▶ [Task description] Write out, precisely and in full, each line of the material.

▶ [Data for processing]

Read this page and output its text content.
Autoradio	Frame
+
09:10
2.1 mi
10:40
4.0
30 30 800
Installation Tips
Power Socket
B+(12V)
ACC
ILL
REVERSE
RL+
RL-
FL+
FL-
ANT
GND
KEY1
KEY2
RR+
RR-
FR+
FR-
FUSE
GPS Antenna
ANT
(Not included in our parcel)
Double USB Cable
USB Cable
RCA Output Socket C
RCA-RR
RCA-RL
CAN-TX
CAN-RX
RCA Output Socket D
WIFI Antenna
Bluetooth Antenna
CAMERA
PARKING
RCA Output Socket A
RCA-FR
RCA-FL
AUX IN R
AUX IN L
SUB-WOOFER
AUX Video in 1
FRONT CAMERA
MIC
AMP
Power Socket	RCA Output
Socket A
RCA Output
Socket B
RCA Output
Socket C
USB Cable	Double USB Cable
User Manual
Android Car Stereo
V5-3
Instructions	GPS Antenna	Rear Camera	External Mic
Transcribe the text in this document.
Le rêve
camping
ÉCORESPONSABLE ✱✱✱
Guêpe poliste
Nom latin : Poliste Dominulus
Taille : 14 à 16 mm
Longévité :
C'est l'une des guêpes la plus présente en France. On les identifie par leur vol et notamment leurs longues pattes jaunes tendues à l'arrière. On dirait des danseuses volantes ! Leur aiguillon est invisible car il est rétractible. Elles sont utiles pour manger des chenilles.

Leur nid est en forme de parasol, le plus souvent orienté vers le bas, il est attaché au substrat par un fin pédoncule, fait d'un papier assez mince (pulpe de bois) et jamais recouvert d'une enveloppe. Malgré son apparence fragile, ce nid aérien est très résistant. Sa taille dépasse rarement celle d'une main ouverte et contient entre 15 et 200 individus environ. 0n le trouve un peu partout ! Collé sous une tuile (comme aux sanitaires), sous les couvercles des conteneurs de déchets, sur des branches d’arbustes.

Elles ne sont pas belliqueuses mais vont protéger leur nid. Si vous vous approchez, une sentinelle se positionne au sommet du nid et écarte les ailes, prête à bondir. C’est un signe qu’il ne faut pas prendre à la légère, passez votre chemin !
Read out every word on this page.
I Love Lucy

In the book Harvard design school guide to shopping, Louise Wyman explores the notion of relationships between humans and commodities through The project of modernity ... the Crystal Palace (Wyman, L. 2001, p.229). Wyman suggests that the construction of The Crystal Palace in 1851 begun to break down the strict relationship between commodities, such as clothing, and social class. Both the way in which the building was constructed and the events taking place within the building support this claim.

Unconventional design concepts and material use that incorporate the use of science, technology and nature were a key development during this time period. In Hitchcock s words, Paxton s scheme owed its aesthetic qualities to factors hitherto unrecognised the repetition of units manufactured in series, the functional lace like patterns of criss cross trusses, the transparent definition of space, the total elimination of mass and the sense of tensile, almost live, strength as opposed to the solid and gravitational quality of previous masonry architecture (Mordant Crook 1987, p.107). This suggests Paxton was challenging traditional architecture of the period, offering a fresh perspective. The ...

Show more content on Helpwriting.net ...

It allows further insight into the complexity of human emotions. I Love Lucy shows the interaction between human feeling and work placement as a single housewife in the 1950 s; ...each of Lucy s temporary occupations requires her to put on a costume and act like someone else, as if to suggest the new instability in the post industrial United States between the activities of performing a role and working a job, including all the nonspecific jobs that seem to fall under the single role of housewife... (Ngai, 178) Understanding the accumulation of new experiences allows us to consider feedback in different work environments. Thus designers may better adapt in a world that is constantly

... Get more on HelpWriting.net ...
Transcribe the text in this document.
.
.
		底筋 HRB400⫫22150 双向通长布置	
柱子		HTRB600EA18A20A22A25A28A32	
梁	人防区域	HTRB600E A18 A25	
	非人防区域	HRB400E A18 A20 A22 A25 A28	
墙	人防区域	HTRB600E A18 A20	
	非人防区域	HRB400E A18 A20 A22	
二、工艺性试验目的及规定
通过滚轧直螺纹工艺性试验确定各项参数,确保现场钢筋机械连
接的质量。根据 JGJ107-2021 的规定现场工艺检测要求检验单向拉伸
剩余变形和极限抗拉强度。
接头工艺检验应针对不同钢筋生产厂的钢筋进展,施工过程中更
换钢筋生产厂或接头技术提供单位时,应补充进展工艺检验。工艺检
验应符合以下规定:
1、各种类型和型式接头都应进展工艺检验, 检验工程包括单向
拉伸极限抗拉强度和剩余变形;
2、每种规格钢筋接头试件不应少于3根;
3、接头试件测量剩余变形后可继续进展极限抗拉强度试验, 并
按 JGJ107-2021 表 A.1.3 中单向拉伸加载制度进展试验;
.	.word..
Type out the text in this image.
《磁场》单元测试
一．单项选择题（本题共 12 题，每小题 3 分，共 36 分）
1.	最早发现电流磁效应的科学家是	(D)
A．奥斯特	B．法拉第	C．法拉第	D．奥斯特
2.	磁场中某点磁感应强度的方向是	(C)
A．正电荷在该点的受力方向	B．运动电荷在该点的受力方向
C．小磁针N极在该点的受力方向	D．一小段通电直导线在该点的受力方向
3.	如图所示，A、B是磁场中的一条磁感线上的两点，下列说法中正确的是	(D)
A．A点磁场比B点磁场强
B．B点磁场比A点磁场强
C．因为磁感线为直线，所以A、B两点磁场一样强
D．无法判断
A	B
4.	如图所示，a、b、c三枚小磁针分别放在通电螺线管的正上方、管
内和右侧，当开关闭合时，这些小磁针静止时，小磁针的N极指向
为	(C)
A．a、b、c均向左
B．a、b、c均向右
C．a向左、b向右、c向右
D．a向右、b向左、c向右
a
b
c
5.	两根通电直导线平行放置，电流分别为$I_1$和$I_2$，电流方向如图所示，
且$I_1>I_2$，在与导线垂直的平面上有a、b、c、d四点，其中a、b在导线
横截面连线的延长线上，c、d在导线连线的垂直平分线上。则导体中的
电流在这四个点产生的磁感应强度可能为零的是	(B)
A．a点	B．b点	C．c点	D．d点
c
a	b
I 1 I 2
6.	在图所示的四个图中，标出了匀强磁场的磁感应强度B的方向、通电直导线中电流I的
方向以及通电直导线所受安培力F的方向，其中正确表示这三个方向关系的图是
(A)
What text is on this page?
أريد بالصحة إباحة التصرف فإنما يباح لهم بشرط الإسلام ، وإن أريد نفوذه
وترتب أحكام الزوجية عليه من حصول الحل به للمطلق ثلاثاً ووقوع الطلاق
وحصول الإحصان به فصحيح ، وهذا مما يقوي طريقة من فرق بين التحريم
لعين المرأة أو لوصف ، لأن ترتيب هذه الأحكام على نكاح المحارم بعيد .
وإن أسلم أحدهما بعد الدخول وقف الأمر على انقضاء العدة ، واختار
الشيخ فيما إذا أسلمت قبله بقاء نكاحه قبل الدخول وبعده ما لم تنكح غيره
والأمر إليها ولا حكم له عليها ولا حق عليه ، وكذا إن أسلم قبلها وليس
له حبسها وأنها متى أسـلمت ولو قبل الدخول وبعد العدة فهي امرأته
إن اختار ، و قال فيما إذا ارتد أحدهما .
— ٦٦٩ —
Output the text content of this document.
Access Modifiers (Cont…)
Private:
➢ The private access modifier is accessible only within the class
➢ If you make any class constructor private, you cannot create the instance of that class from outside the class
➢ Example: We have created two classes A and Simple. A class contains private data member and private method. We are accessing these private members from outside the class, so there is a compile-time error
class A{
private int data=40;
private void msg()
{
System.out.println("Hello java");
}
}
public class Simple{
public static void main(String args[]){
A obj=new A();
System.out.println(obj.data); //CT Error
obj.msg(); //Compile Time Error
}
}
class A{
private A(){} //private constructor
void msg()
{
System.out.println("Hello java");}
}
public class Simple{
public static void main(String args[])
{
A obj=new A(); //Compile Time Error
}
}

▶ [Correct response]
Read this page and output its text content.
Autoradio	Frame
+
09:10
2.1 mi
10:40
4.0
30 30 800
Installation Tips
Power Socket
B+(12V)
ACC
ILL
REVERSE
RL+
RL-
FL+
FL-
ANT
GND
KEY1
KEY2
RR+
RR-
FR+
FR-
FUSE
GPS Antenna
ANT
(Not included in our parcel)
Double USB Cable
USB Cable
RCA Output Socket C
RCA-RR
RCA-RL
CAN-TX
CAN-RX
RCA Output Socket D
WIFI Antenna
Bluetooth Antenna
CAMERA
PARKING
RCA Output Socket A
RCA-FR
RCA-FL
AUX IN R
AUX IN L
SUB-WOOFER
AUX Video in 1
FRONT CAMERA
MIC
AMP
Power Socket	RCA Output
Socket A
RCA Output
Socket B
RCA Output
Socket C
USB Cable	Double USB Cable
User Manual
Android Car Stereo
V5-3
Instructions	GPS Antenna	Rear Camera	External Mic
Transcribe the text in this document.
Le rêve
camping
ÉCORESPONSABLE ✱✱✱
Guêpe poliste
Nom latin : Poliste Dominulus
Taille : 14 à 16 mm
Longévité :
C'est l'une des guêpes la plus présente en France. On les identifie par leur vol et notamment leurs longues pattes jaunes tendues à l'arrière. On dirait des danseuses volantes ! Leur aiguillon est invisible car il est rétractible. Elles sont utiles pour manger des chenilles.

Leur nid est en forme de parasol, le plus souvent orienté vers le bas, il est attaché au substrat par un fin pédoncule, fait d'un papier assez mince (pulpe de bois) et jamais recouvert d'une enveloppe. Malgré son apparence fragile, ce nid aérien est très résistant. Sa taille dépasse rarement celle d'une main ouverte et contient entre 15 et 200 individus environ. 0n le trouve un peu partout ! Collé sous une tuile (comme aux sanitaires), sous les couvercles des conteneurs de déchets, sur des branches d’arbustes.

Elles ne sont pas belliqueuses mais vont protéger leur nid. Si vous vous approchez, une sentinelle se positionne au sommet du nid et écarte les ailes, prête à bondir. C’est un signe qu’il ne faut pas prendre à la légère, passez votre chemin !
Read out every word on this page.
I Love Lucy

In the book Harvard design school guide to shopping, Louise Wyman explores the notion of relationships between humans and commodities through The project of modernity ... the Crystal Palace (Wyman, L. 2001, p.229). Wyman suggests that the construction of The Crystal Palace in 1851 begun to break down the strict relationship between commodities, such as clothing, and social class. Both the way in which the building was constructed and the events taking place within the building support this claim.

Unconventional design concepts and material use that incorporate the use of science, technology and nature were a key development during this time period. In Hitchcock s words, Paxton s scheme owed its aesthetic qualities to factors hitherto unrecognised the repetition of units manufactured in series, the functional lace like patterns of criss cross trusses, the transparent definition of space, the total elimination of mass and the sense of tensile, almost live, strength as opposed to the solid and gravitational quality of previous masonry architecture (Mordant Crook 1987, p.107). This suggests Paxton was challenging traditional architecture of the period, offering a fresh perspective. The ...

Show more content on Helpwriting.net ...

It allows further insight into the complexity of human emotions. I Love Lucy shows the interaction between human feeling and work placement as a single housewife in the 1950 s; ...each of Lucy s temporary occupations requires her to put on a costume and act like someone else, as if to suggest the new instability in the post industrial United States between the activities of performing a role and working a job, including all the nonspecific jobs that seem to fall under the single role of housewife... (Ngai, 178) Understanding the accumulation of new experiences allows us to consider feedback in different work environments. Thus designers may better adapt in a world that is constantly

... Get more on HelpWriting.net ...
Transcribe the text in this document.
.
.
		底筋 HRB400⫫22150 双向通长布置	
柱子		HTRB600EA18A20A22A25A28A32	
梁	人防区域	HTRB600E A18 A25	
	非人防区域	HRB400E A18 A20 A22 A25 A28	
墙	人防区域	HTRB600E A18 A20	
	非人防区域	HRB400E A18 A20 A22	
二、工艺性试验目的及规定
通过滚轧直螺纹工艺性试验确定各项参数,确保现场钢筋机械连
接的质量。根据 JGJ107-2021 的规定现场工艺检测要求检验单向拉伸
剩余变形和极限抗拉强度。
接头工艺检验应针对不同钢筋生产厂的钢筋进展,施工过程中更
换钢筋生产厂或接头技术提供单位时,应补充进展工艺检验。工艺检
验应符合以下规定:
1、各种类型和型式接头都应进展工艺检验, 检验工程包括单向
拉伸极限抗拉强度和剩余变形;
2、每种规格钢筋接头试件不应少于3根;
3、接头试件测量剩余变形后可继续进展极限抗拉强度试验, 并
按 JGJ107-2021 表 A.1.3 中单向拉伸加载制度进展试验;
.	.word..
Type out the text in this image.
《磁场》单元测试
一．单项选择题（本题共 12 题，每小题 3 分，共 36 分）
1.	最早发现电流磁效应的科学家是	(D)
A．奥斯特	B．法拉第	C．法拉第	D．奥斯特
2.	磁场中某点磁感应强度的方向是	(C)
A．正电荷在该点的受力方向	B．运动电荷在该点的受力方向
C．小磁针N极在该点的受力方向	D．一小段通电直导线在该点的受力方向
3.	如图所示，A、B是磁场中的一条磁感线上的两点，下列说法中正确的是	(D)
A．A点磁场比B点磁场强
B．B点磁场比A点磁场强
C．因为磁感线为直线，所以A、B两点磁场一样强
D．无法判断
A	B
4.	如图所示，a、b、c三枚小磁针分别放在通电螺线管的正上方、管
内和右侧，当开关闭合时，这些小磁针静止时，小磁针的N极指向
为	(C)
A．a、b、c均向左
B．a、b、c均向右
C．a向左、b向右、c向右
D．a向右、b向左、c向右
a
b
c
5.	两根通电直导线平行放置，电流分别为$I_1$和$I_2$，电流方向如图所示，
且$I_1>I_2$，在与导线垂直的平面上有a、b、c、d四点，其中a、b在导线
横截面连线的延长线上，c、d在导线连线的垂直平分线上。则导体中的
电流在这四个点产生的磁感应强度可能为零的是	(B)
A．a点	B．b点	C．c点	D．d点
c
a	b
I 1 I 2
6.	在图所示的四个图中，标出了匀强磁场的磁感应强度B的方向、通电直导线中电流I的
方向以及通电直导线所受安培力F的方向，其中正确表示这三个方向关系的图是
(A)
What text is on this page?
أريد بالصحة إباحة التصرف فإنما يباح لهم بشرط الإسلام ، وإن أريد نفوذه
وترتب أحكام الزوجية عليه من حصول الحل به للمطلق ثلاثاً ووقوع الطلاق
وحصول الإحصان به فصحيح ، وهذا مما يقوي طريقة من فرق بين التحريم
لعين المرأة أو لوصف ، لأن ترتيب هذه الأحكام على نكاح المحارم بعيد .
وإن أسلم أحدهما بعد الدخول وقف الأمر على انقضاء العدة ، واختار
الشيخ فيما إذا أسلمت قبله بقاء نكاحه قبل الدخول وبعده ما لم تنكح غيره
والأمر إليها ولا حكم له عليها ولا حق عليه ، وكذا إن أسلم قبلها وليس
له حبسها وأنها متى أسـلمت ولو قبل الدخول وبعد العدة فهي امرأته
إن اختار ، و قال فيما إذا ارتد أحدهما .
— ٦٦٩ —
Output the text content of this document.
Access Modifiers (Cont…)
Private:
➢ The private access modifier is accessible only within the class
➢ If you make any class constructor private, you cannot create the instance of that class from outside the class
➢ Example: We have created two classes A and Simple. A class contains private data member and private method. We are accessing these private members from outside the class, so there is a compile-time error
class A{
private int data=40;
private void msg()
{
System.out.println("Hello java");
}
}
public class Simple{
public static void main(String args[]){
A obj=new A();
System.out.println(obj.data); //CT Error
obj.msg(); //Compile Time Error
}
}
class A{
private A(){} //private constructor
void msg()
{
System.out.println("Hello java");}
}
public class Simple{
public static void main(String args[])
{
A obj=new A(); //Compile Time Error
}
}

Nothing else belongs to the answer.